Begin PROVIDED DATA
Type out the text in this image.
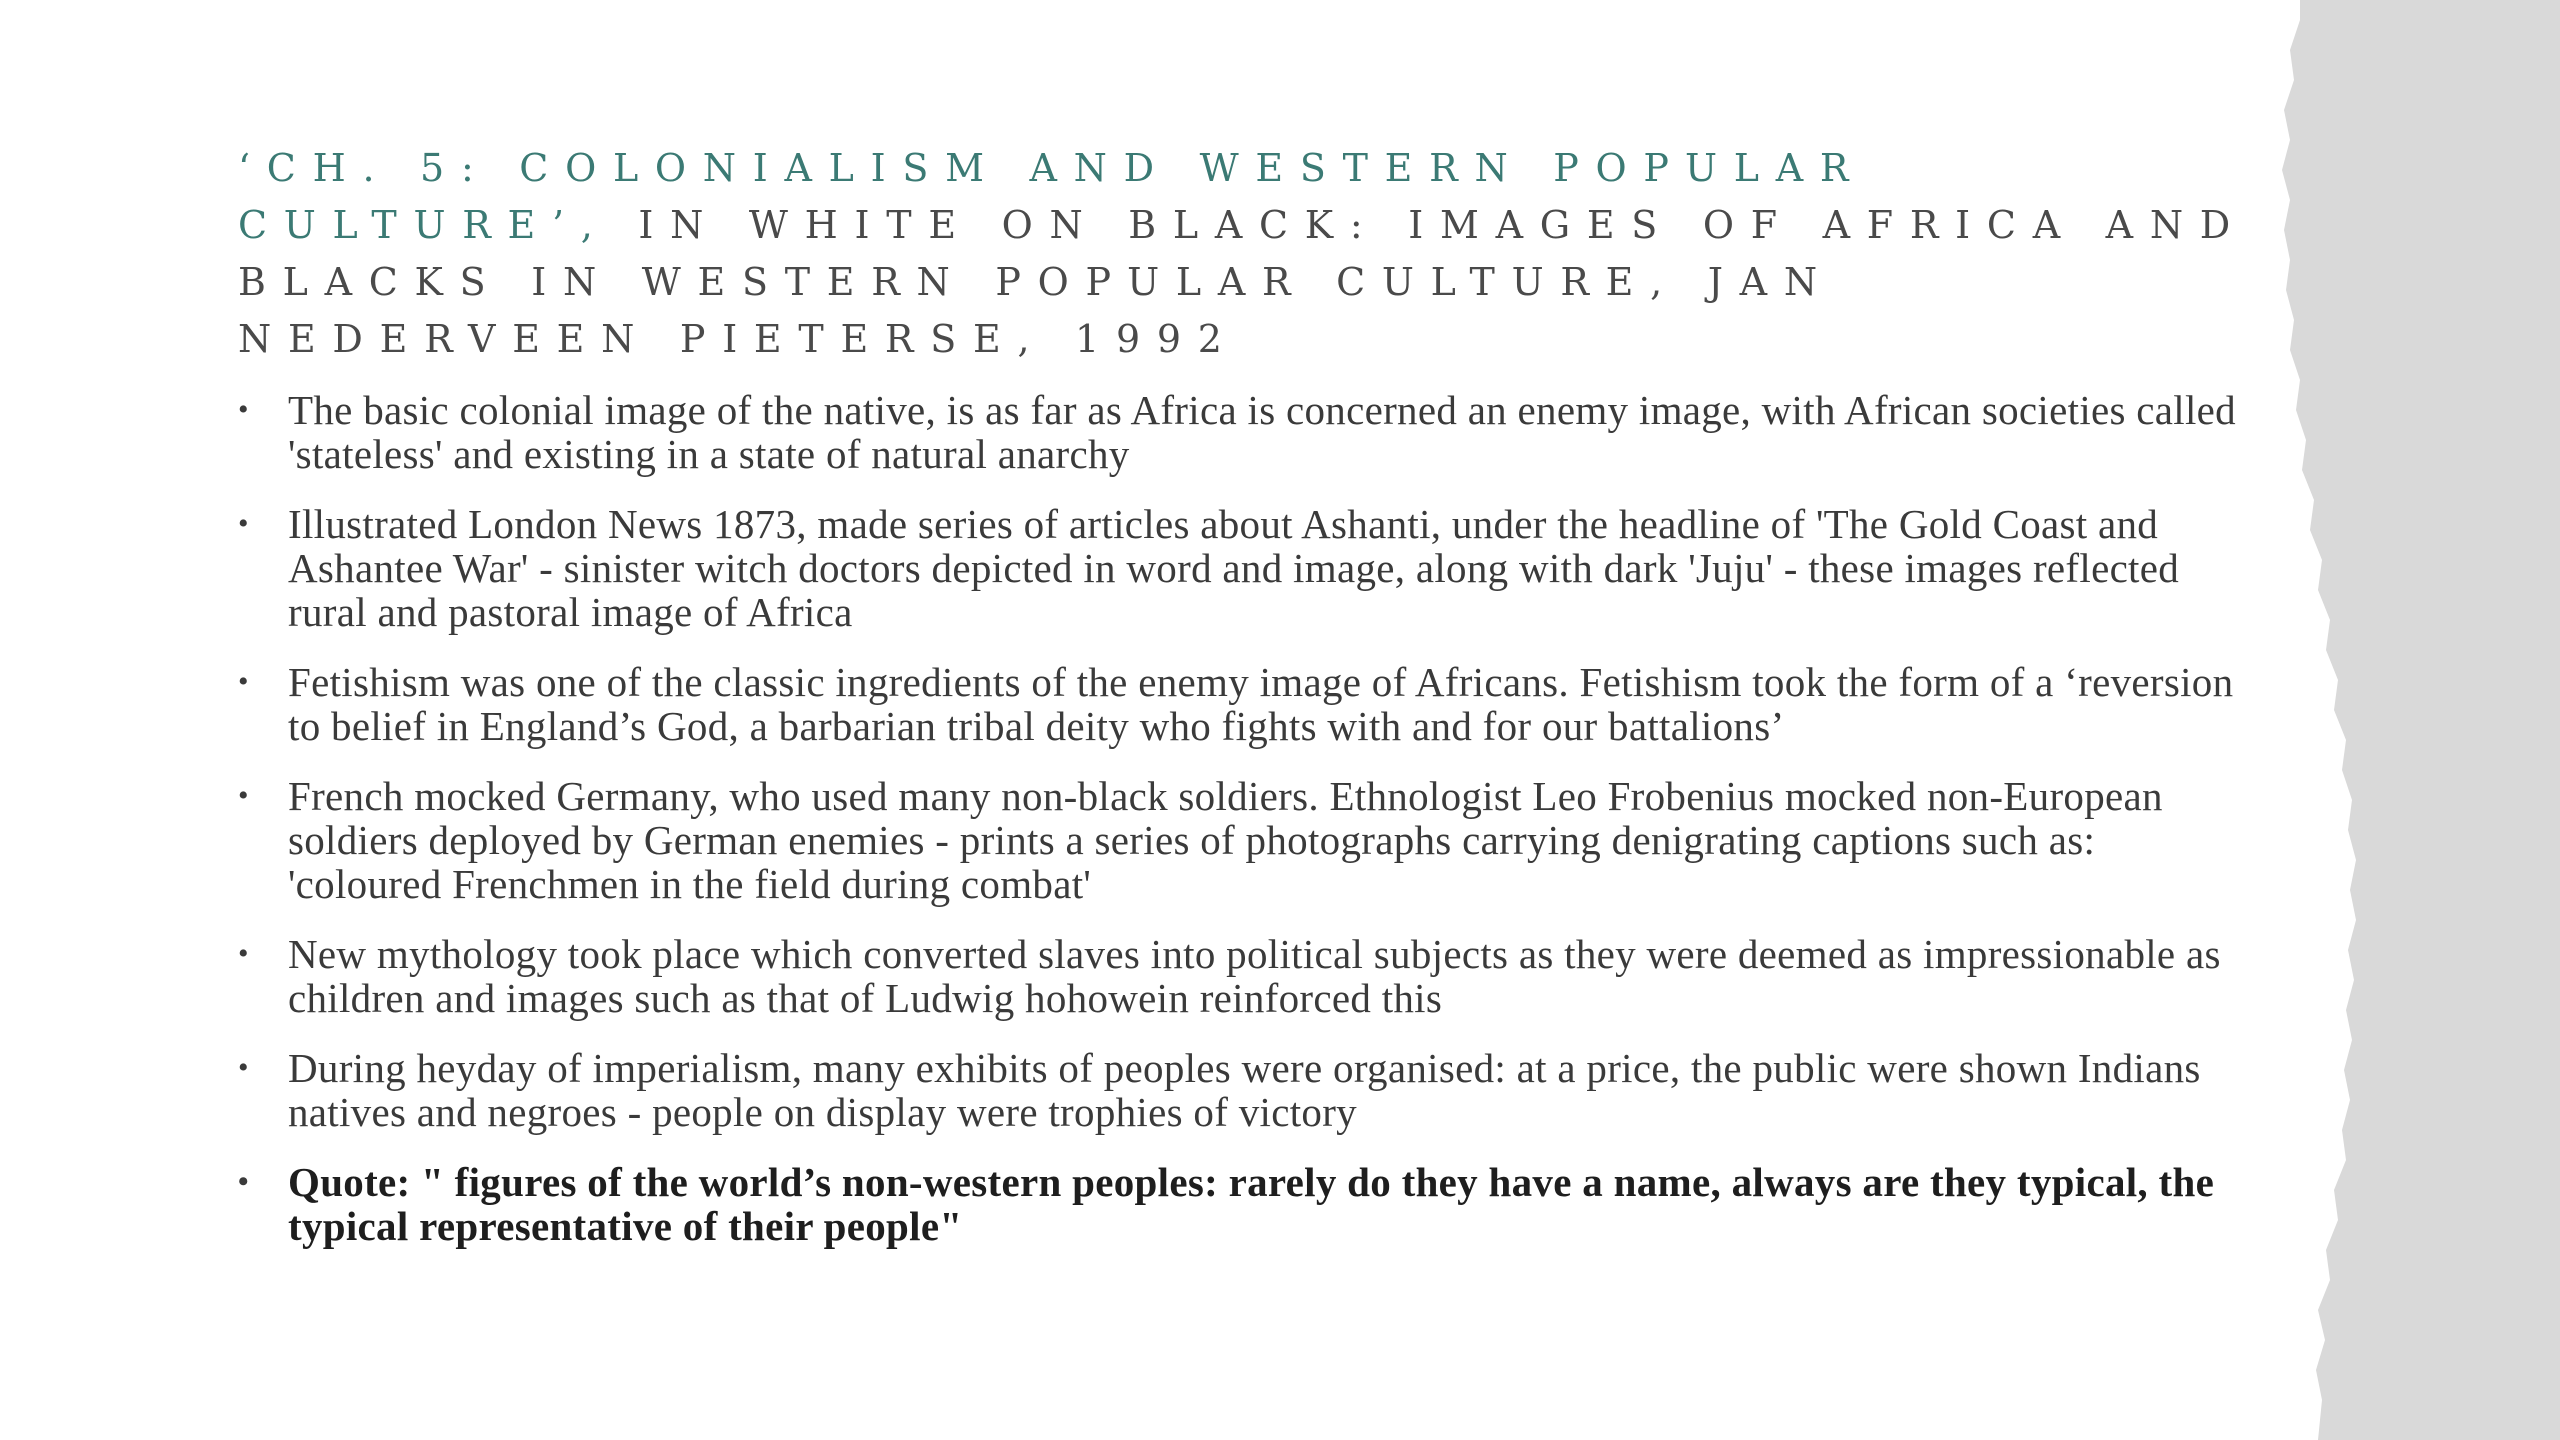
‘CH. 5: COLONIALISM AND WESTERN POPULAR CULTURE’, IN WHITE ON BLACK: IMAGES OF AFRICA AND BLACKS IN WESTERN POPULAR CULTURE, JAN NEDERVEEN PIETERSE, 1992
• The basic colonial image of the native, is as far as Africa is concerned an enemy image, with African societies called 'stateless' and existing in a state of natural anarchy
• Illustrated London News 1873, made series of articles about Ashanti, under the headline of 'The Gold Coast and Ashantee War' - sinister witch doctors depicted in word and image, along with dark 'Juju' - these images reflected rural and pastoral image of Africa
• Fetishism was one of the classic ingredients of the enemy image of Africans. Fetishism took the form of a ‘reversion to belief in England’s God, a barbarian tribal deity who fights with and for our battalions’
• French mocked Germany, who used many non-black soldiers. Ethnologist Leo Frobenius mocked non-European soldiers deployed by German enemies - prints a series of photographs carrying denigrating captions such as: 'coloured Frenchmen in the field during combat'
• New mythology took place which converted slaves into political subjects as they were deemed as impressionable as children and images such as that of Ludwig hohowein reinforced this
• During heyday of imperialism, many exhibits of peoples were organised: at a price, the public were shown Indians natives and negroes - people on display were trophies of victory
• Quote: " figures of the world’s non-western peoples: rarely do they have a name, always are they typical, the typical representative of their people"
End PROVIDED DATA
Lines that hold "this" are the ones to copy; find all of them.

Type out the text in this image.
• New mythology took place which converted slaves into political subjects as they were deemed as impressionable as children and images such as that of Ludwig hohowein reinforced this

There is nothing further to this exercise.